■ Extracted text:
* Start *

Top 7 Ways To Install Apps On Raspberry Pi + Download Tips!

When I started using my Raspberry Pi more frequently, I realized I needed some applications that weren’t pre-installed on this mini computer. Like many other users, I needed to find a way to install programs on my Raspberry Pi.

To my dismay, I realized there wasn’t only one action I could perform to install all and any app I wanted. Therefore, through my extensive testing and repeated failures, I’ve gleamed the most comprehensive methods I could use to install most of the apps I wanted.

There are 7 methods you can follow to install an app on your Raspberry Pi:

  1. Download and use Pi-Apps
  2. Utilize the pre-installed Add/Remove Software
  3. Go to your terminal and use dpkg
  4. Use apt in your terminal
  5. Install a package manager (like Synaptic) to download apps
  6. Download from Github repositories
  7. Perform source code compilation

These approaches may not be the most detailed so far, so I want to dedicate the rest of this article to explaining how you can successfully perform each of them.

How Do You Install Applications On Raspberry Pi?

1. Use Pi-Apps

Raspberry Pi did attempt to make an app store for their users called Pi Store. Sadly, it was discontinued around 2015, so it’s not possible to use or install it today.

However, you can use Pi-Apps, which is an open-source collection of apps that you can install and run quickly thanks to the installation scripts it possesses. It was created by Botspot, a prominent user who also created a countless number of applications for the Raspberry Pi.

You can think of Pi-Apps as a Play Store for Android phones or the App Store for Apple devices (like Macbook, iPad, or iPhone). You can install popular apps like Discord, Arduino IDE, Minecraft, or even Zoom.

* End *

■ Records:
* Start *

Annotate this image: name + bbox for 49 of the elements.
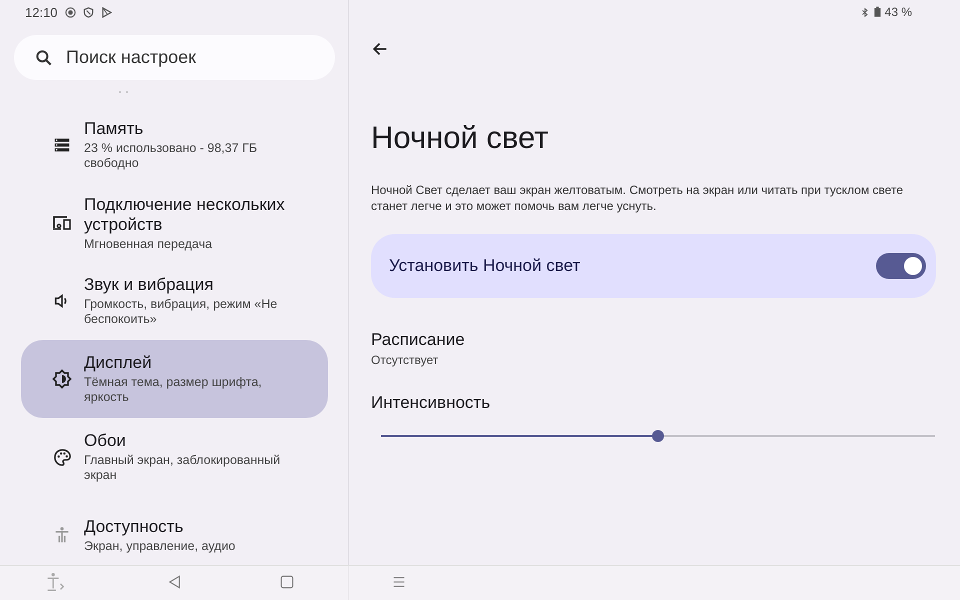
item-title: Звук и вибрация bbox=[84, 275, 214, 295]
item-subtitle: Мгновенная передача bbox=[84, 236, 214, 252]
record-icon bbox=[64, 6, 76, 18]
search-input[interactable]: Поиск настроек bbox=[64, 46, 308, 69]
schedule-setting[interactable]: Расписание Отсутствует bbox=[371, 330, 936, 367]
item-subtitle: Тёмная тема, размер шрифта, яркость bbox=[84, 375, 263, 405]
intensity-slider[interactable] bbox=[381, 430, 935, 442]
settings-item[interactable]: Звук и вибрация Громкость, вибрация, режим «Не беспокоить» bbox=[21, 262, 328, 340]
item-subtitle: Громкость, вибрация, режим «Не беспокоить» bbox=[84, 297, 278, 327]
slider-thumb[interactable] bbox=[652, 430, 664, 442]
scroll-dots-icon bbox=[118, 90, 130, 94]
toggle-switch[interactable] bbox=[876, 253, 926, 279]
storage-icon bbox=[53, 136, 71, 154]
palette-icon bbox=[52, 448, 72, 466]
status-time: 12:10 bbox=[25, 4, 58, 20]
settings-item[interactable]: Дисплей Тёмная тема, размер шрифта, яркость bbox=[21, 340, 328, 418]
back-nav-icon[interactable] bbox=[168, 575, 182, 589]
settings-item[interactable]: Память 23 % использовано - 98,37 ГБ свободно bbox=[21, 106, 328, 184]
main-switch-card[interactable]: Установить Ночной свет bbox=[371, 234, 936, 298]
devices-icon bbox=[52, 213, 72, 233]
item-title: Обои bbox=[84, 431, 127, 451]
search-field[interactable]: Поиск настроек bbox=[14, 35, 335, 80]
schedule-label: Расписание bbox=[371, 330, 466, 350]
home-nav-icon[interactable] bbox=[280, 575, 294, 589]
accessibility-icon bbox=[53, 526, 71, 544]
settings-item[interactable]: Доступность Экран, управление, аудио bbox=[21, 496, 328, 574]
main-switch-label: Установить Ночной свет bbox=[389, 256, 580, 276]
page-title: Ночной свет bbox=[371, 120, 550, 156]
shield-icon bbox=[82, 6, 94, 18]
item-title: Дисплей bbox=[84, 353, 153, 373]
play-icon bbox=[100, 6, 112, 18]
search-icon bbox=[34, 48, 54, 68]
intensity-label: Интенсивность bbox=[371, 393, 492, 413]
brightness-icon bbox=[52, 369, 72, 389]
battery-percent: 43 % bbox=[884, 5, 912, 19]
settings-item[interactable]: Подключение нескольких устройств Мгновенная передача bbox=[21, 184, 328, 262]
item-subtitle: 23 % использовано - 98,37 ГБ свободно bbox=[84, 141, 258, 171]
bluetooth-icon bbox=[860, 6, 870, 18]
battery-icon bbox=[874, 6, 881, 18]
back-arrow-icon[interactable] bbox=[371, 40, 389, 58]
item-subtitle: Главный экран, заблокированный экран bbox=[84, 453, 282, 483]
settings-item[interactable]: Обои Главный экран, заблокированный экран bbox=[21, 418, 328, 496]
item-title: Подключение нескольких устройств bbox=[84, 194, 286, 234]
item-title: Доступность bbox=[84, 516, 184, 536]
menu-nav-icon[interactable] bbox=[392, 575, 406, 589]
page-description: Ночной Свет сделает ваш экран желтоватым. Смотреть на экран или читать при тусклом свете станет легче и это может помочь вам легче уснуть. bbox=[371, 182, 904, 214]
schedule-value: Отсутствует bbox=[371, 353, 440, 367]
item-title: Память bbox=[84, 119, 144, 139]
item-subtitle: Экран, управление, аудио bbox=[84, 538, 236, 554]
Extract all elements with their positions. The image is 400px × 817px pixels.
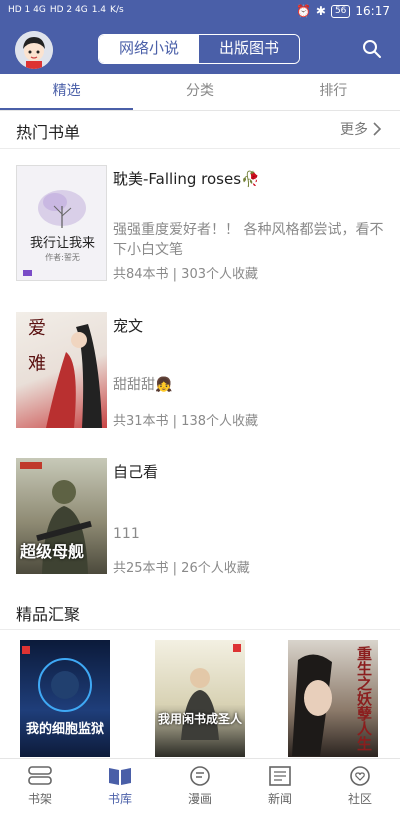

* End *

■ Task details: Translate this sentence from the Raspberry Pi app guide into Spanish: "You can think of Pi-Apps as a Play Store for Android phones or the App Store for Apple devices (like Macbook, iPad, or iPhone)." The records have nothing to do with the text.

■ Result of this exercise: Puedes pensar en Pi-Apps como una Play Store para teléfonos Android o la App Store para dispositivos de Apple (como Macbook, iPad o iPhone).